Locate each line of the material that contains "wird", then return it.

[Extracted data entries]
===============

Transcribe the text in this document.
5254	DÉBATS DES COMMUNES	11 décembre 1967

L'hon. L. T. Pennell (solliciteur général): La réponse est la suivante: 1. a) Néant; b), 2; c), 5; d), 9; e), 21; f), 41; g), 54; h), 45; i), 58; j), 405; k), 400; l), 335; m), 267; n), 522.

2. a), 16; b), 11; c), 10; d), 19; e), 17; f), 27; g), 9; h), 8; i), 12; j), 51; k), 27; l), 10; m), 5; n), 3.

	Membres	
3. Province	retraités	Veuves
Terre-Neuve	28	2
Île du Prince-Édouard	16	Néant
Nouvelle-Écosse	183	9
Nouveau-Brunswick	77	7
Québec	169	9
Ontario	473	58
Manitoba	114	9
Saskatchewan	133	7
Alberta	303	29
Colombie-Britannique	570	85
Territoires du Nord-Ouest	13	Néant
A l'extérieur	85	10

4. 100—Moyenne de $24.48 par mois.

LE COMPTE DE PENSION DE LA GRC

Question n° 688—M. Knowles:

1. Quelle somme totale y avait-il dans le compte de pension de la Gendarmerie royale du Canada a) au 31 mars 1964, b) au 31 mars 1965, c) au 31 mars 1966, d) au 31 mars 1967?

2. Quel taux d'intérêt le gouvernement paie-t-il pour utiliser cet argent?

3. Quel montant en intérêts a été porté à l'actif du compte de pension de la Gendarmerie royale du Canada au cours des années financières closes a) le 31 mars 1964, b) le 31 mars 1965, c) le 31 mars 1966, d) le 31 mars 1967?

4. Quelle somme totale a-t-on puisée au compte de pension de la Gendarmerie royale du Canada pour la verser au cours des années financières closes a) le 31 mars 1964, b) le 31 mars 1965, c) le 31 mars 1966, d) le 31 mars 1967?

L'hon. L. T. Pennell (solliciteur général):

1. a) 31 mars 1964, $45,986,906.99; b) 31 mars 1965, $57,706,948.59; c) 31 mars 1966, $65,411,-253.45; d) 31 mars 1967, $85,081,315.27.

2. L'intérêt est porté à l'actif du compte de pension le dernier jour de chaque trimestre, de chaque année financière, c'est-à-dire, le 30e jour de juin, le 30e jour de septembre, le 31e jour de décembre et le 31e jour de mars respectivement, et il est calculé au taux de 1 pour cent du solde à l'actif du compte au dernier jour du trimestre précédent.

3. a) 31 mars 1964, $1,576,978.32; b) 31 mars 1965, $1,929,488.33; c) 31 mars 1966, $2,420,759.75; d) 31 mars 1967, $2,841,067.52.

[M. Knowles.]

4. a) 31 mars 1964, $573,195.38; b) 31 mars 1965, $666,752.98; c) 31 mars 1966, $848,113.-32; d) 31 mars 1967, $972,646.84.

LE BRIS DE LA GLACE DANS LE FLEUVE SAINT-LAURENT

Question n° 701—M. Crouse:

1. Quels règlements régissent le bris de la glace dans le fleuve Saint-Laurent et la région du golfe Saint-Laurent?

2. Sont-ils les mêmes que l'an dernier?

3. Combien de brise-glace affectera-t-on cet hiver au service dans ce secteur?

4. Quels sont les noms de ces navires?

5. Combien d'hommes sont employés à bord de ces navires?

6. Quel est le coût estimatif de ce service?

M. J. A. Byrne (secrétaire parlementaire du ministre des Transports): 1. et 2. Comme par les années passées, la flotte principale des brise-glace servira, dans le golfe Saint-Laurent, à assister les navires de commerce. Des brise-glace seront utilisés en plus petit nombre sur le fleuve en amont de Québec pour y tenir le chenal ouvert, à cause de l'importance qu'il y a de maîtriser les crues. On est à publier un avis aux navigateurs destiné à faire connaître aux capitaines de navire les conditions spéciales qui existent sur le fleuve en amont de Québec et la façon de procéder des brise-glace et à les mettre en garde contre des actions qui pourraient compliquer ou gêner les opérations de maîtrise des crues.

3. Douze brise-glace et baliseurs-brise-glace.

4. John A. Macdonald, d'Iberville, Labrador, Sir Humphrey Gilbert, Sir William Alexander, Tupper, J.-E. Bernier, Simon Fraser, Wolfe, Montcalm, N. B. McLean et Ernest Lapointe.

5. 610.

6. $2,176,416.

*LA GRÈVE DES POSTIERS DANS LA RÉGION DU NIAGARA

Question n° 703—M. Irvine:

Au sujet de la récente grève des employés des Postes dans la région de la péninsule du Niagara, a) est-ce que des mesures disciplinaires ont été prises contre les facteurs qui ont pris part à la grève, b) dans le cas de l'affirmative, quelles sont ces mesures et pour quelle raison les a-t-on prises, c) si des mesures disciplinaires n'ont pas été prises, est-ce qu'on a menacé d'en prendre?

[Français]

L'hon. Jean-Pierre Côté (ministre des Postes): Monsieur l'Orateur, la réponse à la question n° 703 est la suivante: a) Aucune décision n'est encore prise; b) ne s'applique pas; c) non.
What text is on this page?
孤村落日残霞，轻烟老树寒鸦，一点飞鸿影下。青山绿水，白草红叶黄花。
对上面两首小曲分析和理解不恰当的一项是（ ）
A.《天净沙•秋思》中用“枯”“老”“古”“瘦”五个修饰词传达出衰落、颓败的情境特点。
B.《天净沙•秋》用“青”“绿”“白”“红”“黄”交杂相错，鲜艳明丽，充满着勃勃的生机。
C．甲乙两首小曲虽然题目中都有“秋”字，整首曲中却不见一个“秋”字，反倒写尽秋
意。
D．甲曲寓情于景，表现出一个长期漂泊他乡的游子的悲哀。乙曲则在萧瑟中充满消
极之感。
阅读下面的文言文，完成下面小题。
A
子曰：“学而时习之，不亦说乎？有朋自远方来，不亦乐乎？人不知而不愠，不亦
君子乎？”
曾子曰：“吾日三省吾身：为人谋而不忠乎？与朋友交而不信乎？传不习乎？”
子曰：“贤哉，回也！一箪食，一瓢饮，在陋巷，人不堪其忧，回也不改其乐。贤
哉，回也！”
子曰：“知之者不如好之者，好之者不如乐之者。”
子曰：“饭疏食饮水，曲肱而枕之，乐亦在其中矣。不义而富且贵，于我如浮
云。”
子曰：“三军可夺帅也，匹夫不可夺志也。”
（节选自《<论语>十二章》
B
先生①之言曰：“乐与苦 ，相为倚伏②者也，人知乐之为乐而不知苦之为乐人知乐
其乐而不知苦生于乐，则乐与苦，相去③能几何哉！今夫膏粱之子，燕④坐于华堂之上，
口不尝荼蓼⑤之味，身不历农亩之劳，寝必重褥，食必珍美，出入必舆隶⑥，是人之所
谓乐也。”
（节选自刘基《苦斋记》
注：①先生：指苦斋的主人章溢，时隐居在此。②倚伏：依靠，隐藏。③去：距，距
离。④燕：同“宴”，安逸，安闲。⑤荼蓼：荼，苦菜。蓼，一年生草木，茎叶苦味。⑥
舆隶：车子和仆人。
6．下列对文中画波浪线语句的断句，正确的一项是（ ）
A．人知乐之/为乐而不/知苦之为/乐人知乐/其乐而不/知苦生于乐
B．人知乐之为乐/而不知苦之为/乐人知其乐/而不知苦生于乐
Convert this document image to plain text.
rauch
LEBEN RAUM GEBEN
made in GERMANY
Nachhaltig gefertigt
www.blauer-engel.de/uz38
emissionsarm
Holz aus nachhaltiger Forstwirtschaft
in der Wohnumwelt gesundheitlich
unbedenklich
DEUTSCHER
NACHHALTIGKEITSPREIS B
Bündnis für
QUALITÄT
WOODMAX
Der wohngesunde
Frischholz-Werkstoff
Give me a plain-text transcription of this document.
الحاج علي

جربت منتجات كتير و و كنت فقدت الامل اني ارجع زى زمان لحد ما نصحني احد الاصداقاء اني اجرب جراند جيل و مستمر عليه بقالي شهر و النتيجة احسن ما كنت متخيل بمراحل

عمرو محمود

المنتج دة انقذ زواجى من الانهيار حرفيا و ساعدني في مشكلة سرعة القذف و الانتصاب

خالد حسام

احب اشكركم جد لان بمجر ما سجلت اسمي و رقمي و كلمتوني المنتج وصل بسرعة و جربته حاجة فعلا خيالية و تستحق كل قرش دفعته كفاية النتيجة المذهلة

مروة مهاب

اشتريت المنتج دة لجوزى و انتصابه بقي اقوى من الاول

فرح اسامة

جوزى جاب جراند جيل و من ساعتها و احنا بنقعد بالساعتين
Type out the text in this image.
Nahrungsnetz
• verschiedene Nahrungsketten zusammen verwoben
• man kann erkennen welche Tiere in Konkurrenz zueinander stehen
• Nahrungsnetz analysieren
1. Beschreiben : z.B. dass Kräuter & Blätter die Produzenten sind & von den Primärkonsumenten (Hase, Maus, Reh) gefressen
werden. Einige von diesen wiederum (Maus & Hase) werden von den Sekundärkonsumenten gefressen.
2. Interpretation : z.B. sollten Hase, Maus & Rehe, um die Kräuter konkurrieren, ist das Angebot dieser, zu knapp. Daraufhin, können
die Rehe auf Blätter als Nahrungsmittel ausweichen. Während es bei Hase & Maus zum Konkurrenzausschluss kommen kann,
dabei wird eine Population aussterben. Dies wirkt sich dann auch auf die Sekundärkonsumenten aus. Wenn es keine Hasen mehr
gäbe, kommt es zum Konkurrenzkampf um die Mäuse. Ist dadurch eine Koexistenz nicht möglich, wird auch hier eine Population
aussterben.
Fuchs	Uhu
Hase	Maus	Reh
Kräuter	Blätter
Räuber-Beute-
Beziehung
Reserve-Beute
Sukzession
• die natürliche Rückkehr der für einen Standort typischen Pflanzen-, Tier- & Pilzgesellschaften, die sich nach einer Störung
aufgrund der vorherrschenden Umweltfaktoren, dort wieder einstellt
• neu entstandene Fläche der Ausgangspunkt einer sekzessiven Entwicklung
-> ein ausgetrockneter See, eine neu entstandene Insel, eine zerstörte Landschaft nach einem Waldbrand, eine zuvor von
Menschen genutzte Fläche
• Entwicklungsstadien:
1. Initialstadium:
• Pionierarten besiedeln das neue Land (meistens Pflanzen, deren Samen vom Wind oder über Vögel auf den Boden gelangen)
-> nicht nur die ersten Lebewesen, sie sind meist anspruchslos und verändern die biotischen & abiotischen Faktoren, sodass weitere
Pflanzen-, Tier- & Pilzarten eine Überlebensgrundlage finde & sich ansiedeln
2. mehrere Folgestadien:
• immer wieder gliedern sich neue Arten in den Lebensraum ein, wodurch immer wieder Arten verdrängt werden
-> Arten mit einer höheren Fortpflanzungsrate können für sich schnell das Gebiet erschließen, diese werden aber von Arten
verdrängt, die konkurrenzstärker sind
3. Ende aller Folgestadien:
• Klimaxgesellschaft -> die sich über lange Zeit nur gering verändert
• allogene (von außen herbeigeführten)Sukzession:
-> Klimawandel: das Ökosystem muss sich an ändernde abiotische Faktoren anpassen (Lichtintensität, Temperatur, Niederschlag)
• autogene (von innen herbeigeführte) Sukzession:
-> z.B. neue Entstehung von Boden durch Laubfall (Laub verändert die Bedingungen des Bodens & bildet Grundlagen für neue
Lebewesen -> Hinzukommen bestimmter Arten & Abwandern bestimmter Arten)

===============

ANSWER TO THIS TASK -
dabei wird eine Population aussterben. Dies wirkt sich dann auch auf die Sekundärkonsumenten aus. Wenn es keine Hasen mehr
gäbe, kommt es zum Konkurrenzkampf um die Mäuse. Ist dadurch eine Koexistenz nicht möglich, wird auch hier eine Population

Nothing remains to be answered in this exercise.